• What is being asked:
From the entries below, copy out every line with "ZipAtlas" in it.

• Given data:

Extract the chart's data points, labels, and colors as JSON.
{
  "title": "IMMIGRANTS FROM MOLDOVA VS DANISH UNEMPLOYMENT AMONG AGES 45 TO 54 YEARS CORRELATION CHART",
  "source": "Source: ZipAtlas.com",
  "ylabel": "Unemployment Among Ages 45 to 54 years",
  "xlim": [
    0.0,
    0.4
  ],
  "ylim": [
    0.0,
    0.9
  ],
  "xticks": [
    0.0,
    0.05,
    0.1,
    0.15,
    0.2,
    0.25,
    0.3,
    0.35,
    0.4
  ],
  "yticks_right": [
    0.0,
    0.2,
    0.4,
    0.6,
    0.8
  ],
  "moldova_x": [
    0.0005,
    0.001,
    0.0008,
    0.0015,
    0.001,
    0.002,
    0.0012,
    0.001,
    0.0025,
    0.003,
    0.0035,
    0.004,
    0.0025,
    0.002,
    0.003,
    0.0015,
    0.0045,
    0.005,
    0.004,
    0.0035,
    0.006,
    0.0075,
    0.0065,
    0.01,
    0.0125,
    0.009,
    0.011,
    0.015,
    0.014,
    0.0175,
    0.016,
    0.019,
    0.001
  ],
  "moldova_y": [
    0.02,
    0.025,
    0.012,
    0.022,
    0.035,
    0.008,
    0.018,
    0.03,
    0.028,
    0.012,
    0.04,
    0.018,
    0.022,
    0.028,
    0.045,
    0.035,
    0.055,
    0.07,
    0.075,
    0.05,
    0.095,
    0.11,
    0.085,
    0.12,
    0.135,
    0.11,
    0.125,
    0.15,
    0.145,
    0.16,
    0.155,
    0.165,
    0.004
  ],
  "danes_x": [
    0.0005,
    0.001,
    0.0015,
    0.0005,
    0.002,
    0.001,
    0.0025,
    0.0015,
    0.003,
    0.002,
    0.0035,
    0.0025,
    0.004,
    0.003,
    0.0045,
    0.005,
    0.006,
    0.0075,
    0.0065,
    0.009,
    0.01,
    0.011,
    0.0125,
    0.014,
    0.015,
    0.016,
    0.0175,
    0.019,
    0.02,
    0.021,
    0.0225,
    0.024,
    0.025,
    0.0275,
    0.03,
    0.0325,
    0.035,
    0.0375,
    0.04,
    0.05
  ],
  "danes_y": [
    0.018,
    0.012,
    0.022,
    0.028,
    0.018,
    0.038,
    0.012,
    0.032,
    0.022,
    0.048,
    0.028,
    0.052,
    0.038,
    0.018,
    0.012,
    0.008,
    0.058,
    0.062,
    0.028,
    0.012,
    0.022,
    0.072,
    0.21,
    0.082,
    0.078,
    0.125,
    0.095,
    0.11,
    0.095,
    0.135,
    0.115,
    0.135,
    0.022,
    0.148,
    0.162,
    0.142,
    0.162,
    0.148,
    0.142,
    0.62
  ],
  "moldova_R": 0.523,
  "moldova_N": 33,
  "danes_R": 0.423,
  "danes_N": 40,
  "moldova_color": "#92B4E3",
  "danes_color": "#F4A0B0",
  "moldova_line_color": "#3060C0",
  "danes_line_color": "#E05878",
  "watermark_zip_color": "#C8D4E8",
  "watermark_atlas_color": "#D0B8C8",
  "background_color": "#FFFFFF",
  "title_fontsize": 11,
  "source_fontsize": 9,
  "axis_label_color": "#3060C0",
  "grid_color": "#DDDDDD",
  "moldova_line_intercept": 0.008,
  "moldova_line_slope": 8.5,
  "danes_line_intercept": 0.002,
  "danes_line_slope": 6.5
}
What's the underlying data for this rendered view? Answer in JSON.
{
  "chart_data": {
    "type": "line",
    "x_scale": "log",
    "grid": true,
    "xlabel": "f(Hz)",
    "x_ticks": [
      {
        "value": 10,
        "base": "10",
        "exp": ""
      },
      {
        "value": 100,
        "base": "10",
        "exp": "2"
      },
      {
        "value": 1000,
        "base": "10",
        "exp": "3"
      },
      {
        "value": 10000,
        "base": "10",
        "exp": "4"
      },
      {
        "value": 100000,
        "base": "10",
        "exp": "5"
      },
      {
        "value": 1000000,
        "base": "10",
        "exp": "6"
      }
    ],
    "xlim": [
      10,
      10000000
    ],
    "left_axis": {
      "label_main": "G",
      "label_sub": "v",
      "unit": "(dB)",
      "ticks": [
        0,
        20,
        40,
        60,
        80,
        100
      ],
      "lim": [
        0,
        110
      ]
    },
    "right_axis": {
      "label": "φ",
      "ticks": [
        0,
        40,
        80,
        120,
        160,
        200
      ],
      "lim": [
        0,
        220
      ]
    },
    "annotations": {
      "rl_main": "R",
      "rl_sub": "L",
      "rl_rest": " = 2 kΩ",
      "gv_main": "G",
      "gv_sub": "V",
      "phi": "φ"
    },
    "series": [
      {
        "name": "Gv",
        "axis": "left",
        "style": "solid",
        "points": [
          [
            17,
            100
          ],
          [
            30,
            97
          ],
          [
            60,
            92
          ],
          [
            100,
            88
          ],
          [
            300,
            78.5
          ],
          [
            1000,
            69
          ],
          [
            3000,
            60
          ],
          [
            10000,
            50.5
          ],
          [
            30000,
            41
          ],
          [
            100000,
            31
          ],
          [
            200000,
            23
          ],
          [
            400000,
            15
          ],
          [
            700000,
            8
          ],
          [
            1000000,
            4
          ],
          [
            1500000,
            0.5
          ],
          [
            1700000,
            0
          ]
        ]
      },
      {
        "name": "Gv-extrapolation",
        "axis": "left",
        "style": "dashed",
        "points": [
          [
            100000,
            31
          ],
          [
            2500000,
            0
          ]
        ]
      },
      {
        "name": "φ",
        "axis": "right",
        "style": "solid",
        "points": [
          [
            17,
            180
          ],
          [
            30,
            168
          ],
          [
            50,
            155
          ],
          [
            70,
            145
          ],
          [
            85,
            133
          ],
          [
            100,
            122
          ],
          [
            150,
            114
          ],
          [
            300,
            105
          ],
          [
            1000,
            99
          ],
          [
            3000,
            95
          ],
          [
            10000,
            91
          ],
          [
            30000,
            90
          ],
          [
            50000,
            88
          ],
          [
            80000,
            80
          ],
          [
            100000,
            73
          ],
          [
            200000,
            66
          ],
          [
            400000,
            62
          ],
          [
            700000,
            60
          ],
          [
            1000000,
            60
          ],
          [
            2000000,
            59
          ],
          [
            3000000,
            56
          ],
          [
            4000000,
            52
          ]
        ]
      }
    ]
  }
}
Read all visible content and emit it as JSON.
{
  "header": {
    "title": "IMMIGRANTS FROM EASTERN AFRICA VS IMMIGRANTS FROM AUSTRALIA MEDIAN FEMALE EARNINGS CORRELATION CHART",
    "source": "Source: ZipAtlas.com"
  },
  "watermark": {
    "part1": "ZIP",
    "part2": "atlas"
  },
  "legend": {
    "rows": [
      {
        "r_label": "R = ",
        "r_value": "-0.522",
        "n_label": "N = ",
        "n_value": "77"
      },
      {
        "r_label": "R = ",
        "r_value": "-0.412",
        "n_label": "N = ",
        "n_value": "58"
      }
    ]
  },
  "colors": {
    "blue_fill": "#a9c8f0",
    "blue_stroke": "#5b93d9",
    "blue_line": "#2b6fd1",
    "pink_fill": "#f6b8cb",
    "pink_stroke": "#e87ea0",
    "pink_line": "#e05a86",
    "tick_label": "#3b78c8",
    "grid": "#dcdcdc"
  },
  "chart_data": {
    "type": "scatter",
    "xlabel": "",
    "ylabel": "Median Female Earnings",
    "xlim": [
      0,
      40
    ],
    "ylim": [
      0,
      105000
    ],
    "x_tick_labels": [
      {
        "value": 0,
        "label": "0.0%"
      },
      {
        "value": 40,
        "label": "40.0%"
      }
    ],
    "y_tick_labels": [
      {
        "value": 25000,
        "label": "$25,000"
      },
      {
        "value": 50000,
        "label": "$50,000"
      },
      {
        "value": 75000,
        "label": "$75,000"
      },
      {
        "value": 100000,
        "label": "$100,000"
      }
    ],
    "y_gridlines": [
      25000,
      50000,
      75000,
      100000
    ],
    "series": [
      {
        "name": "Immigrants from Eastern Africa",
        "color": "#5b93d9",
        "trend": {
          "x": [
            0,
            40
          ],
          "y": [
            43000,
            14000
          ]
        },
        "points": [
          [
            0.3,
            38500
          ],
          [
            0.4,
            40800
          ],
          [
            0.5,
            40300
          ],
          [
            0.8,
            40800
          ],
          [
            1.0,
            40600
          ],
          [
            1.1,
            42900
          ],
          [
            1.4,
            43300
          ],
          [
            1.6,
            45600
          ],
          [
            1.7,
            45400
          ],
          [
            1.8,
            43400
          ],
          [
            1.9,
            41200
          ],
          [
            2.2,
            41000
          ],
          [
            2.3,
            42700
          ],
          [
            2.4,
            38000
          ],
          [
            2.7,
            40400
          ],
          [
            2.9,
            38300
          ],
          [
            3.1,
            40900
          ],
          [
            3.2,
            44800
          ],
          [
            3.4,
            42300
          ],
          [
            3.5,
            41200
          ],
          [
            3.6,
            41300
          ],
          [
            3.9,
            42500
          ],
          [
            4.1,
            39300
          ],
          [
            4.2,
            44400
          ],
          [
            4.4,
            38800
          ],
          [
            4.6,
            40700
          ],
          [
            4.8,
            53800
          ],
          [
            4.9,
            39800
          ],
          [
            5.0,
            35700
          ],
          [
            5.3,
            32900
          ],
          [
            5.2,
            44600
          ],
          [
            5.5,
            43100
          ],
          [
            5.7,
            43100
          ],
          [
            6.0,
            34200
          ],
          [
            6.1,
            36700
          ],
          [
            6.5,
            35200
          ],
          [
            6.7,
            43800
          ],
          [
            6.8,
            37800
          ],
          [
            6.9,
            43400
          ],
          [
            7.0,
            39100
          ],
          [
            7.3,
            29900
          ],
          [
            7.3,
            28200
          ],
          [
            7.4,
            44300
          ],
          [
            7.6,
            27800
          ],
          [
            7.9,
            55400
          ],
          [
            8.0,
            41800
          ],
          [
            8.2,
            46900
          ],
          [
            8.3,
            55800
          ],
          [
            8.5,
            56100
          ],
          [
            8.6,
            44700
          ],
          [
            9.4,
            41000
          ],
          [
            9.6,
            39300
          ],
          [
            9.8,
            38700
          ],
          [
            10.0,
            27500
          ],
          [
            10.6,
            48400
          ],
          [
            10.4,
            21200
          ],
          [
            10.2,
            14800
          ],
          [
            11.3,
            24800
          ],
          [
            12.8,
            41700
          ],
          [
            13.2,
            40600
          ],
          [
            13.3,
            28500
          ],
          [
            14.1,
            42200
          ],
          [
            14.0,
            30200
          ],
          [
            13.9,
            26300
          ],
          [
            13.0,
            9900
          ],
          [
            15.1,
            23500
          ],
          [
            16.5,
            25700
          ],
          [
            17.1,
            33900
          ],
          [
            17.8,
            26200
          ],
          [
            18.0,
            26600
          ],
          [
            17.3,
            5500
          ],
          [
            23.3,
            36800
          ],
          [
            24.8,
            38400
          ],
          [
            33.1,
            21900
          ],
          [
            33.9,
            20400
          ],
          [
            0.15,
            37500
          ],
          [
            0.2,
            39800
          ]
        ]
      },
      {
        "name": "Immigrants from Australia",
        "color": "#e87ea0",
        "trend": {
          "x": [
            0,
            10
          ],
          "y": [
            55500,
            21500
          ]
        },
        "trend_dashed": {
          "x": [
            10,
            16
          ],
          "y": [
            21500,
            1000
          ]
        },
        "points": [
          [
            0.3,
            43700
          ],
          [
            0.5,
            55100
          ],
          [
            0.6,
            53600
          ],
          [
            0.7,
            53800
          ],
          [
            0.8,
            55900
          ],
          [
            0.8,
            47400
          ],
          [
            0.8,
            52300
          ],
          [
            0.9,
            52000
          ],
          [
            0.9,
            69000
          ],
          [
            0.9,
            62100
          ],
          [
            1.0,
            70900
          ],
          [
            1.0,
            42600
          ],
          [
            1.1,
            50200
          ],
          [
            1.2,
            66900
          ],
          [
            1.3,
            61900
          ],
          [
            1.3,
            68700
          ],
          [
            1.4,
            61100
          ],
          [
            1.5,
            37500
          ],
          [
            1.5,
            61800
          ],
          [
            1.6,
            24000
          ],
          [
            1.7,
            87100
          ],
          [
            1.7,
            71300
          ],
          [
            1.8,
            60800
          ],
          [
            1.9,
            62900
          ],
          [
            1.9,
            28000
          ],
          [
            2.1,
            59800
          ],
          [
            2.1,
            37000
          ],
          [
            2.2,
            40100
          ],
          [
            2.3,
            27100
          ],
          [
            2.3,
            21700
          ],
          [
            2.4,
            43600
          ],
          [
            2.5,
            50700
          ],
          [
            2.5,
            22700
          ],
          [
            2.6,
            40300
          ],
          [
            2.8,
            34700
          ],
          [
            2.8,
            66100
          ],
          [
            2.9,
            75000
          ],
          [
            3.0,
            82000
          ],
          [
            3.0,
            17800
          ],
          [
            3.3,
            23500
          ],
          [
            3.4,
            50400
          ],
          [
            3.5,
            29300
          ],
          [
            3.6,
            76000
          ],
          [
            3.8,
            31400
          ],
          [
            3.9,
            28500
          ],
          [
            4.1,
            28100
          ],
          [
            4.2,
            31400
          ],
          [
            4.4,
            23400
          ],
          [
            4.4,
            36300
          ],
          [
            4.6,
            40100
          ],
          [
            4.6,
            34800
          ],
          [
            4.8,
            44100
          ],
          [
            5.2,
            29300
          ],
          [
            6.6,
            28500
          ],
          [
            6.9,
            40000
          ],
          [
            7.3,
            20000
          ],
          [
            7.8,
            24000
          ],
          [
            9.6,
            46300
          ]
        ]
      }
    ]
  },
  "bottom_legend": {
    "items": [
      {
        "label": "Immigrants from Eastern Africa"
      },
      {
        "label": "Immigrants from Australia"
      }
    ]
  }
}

• Complete response:
  "source": "Source: ZipAtlas.com",
    "source": "Source: ZipAtlas.com"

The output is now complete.